• [Trecho selecionado]:
----

Escrevo nesse computador sem internet, sem tela plana, sem botão de rolagem no mouse. Escrevo sobre mim por que não consigo escrever mais de ninguém. Escrevo no escuro pro olho doer e eu não amanhecer o dia digitando. Minha cadeira não gira. Escrever aqui dá dor de cabeça, culpa, insônia e dor nas costas. Então não reclamem nem encham minha caixa de emails de reclamações de todo tipo – por que eu não blogo mais, por que eu escrevo asneira, por que eu tenho que escrever com prazos, por que você gosta de ler blog mas eu nunca atualizo ou por que você se incomoda com a minha vida. Parem, parem, parem. Teve um tempo que eu escrevia pra ele. Ele foi lá e escreveu um blog cheio de capítulos que eu li bem pouco pelo mesmo motivo que escrevo tão pouco aqui. Li pouco por que odiei. Recuso os convites dos amigos que querem que eu participe de todo tipo de mesa redonda, sobre os blogs, os livros, os livros virtuais, a internet, o twitter (que eu nem tenho), o my space (que eu nem tenho também), o caralho a quatro. Recuso por que já deu. O que eu escrevo e gosto eu não publico aqui. O que eu escrevi e gostei eu dei pra ele ler e me ajudar a ver o que é que a gente faz. Se não der em nada já serviu por ele ter lido umas coisas em voz alta (do jeito totalmente errado) que eu escrevi pra eu mesma escutar e por eu ter tomado da mão dele e gritado, dá aqui que eu vou mostrar como é que faz e ter lido pior ainda. Já valeu por ele ter entendido o negócio dos gatos e o negocio das baratas. Mas esse blog é meu e aqui eu escrevo o que eu quiser ou não escrevo nada se eu não quiser também. Quero me preocupar mais em sair vivendo que contando, como tem sido desde a morte do Meias Três Quartos, que contava menos que o Como Marretar Batráquios, que contava menos que o Donna Kuka, nos primórdios da minha inclusão ao mundo cibernético.

----

• [Dados exibidos]:
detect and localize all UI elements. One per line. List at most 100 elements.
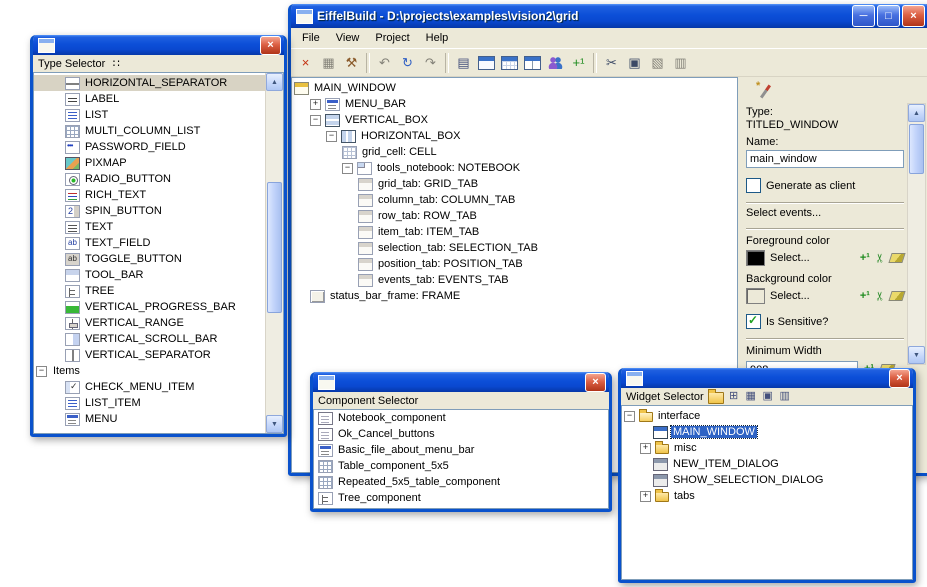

----

• [Tarefas a cumprir]:
(1) Reescreva de forma mais curta o parágrafo do trecho que começa com "Escrevo nesse computador sem internet", mantendo seus fatos principais.
(2) Segundo o trecho, que males escrever naquele computador provoca?
Não é preciso consultar os dados.

• [Respostas em ordem]:
(1) Escrevo num computador sem internet, sem tela plana e sem botão de rolagem no mouse, no escuro, numa cadeira que não gira. Isso me dá dor de cabeça, culpa, insônia e dor nas costas. Peço que parem de encher minha caixa de emails com reclamações sobre o blog e sobre minha vida. Já escrevi para ele, que depois fez um blog cheio de capítulos que li pouco porque odiei. Recuso convites para mesas-redondas sobre blogs, livros, internet e redes sociais. O que escrevo e gosto não publico aqui. Dei a ele para ler, e já valeu por ele ter lido em voz alta, do jeito errado, e entendido o negócio dos gatos e das baratas. O blog é meu, e nele escrevo o que quiser ou não escrevo nada. Quero mais viver do que contar, como tem sido desde a morte do Meias Três Quartos, que contava menos que o Como Marretar Batráquios, que por sua vez contava menos que o Donna Kuka.

(2) Dor de cabeça, culpa, insônia e dor nas costas.